→ Exercise
Word for word, quote all of the material, omitting the pictures.

→ Excerpted data
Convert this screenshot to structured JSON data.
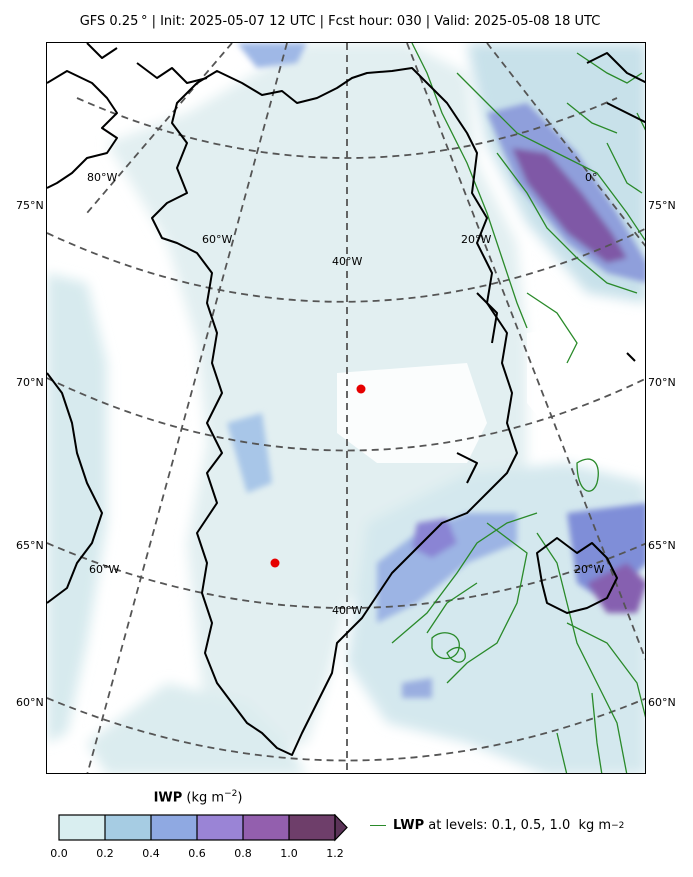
{
  "header": {
    "title": "GFS 0.25 °  |  Init: 2025-05-07 12 UTC  |  Fcst hour: 030  |  Valid: 2025-05-08 18 UTC"
  },
  "map": {
    "region": "Greenland",
    "lat_labels_left": [
      "75°N",
      "70°N",
      "65°N",
      "60°N"
    ],
    "lat_labels_right": [
      "75°N",
      "70°N",
      "65°N",
      "60°N"
    ],
    "lon_labels": [
      "80°W",
      "60°W",
      "40°W",
      "20°W",
      "0°",
      "60°W",
      "40°W",
      "20°W"
    ],
    "markers": [
      {
        "name": "red-dot-north"
      },
      {
        "name": "red-dot-south"
      }
    ],
    "colors": {
      "ice_low": "#dfeef0",
      "ice_mid": "#93b5e0",
      "ice_high": "#7a4e98",
      "lwp_contour": "#2a8a2a",
      "marker": "#e60000",
      "graticule": "#555555"
    }
  },
  "colorbar": {
    "title_bold": "IWP",
    "title_unit": " (kg m",
    "title_exp": "−2",
    "title_close": ")",
    "ticks": [
      "0.0",
      "0.2",
      "0.4",
      "0.6",
      "0.8",
      "1.0",
      "1.2"
    ],
    "range": [
      0.0,
      1.2
    ],
    "extend": "max"
  },
  "legend": {
    "label_bold": "LWP",
    "label_rest": " at levels: 0.1, 0.5, 1.0  kg m",
    "label_exp": "−2"
  }
}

→ Reply to the task
Convert this screenshot to structured JSON data.
{
  "header": {
    "title": "GFS 0.25 °  |  Init: 2025-05-07 12 UTC  |  Fcst hour: 030  |  Valid: 2025-05-08 18 UTC"
  },
  "map": {
    "region": "Greenland",
    "lat_labels_left": [
      "75°N",
      "70°N",
      "65°N",
      "60°N"
    ],
    "lat_labels_right": [
      "75°N",
      "70°N",
      "65°N",
      "60°N"
    ],
    "lon_labels": [
      "80°W",
      "60°W",
      "40°W",
      "20°W",
      "0°",
      "60°W",
      "40°W",
      "20°W"
    ],
    "markers": [
      {
        "name": "red-dot-north"
      },
      {
        "name": "red-dot-south"
      }
    ],
    "colors": {
      "ice_low": "#dfeef0",
      "ice_mid": "#93b5e0",
      "ice_high": "#7a4e98",
      "lwp_contour": "#2a8a2a",
      "marker": "#e60000",
      "graticule": "#555555"
    }
  },
  "colorbar": {
    "title_bold": "IWP",
    "title_unit": " (kg m",
    "title_exp": "−2",
    "title_close": ")",
    "ticks": [
      "0.0",
      "0.2",
      "0.4",
      "0.6",
      "0.8",
      "1.0",
      "1.2"
    ],
    "range": [
      0.0,
      1.2
    ],
    "extend": "max"
  },
  "legend": {
    "label_bold": "LWP",
    "label_rest": " at levels: 0.1, 0.5, 1.0  kg m",
    "label_exp": "−2"
  }
}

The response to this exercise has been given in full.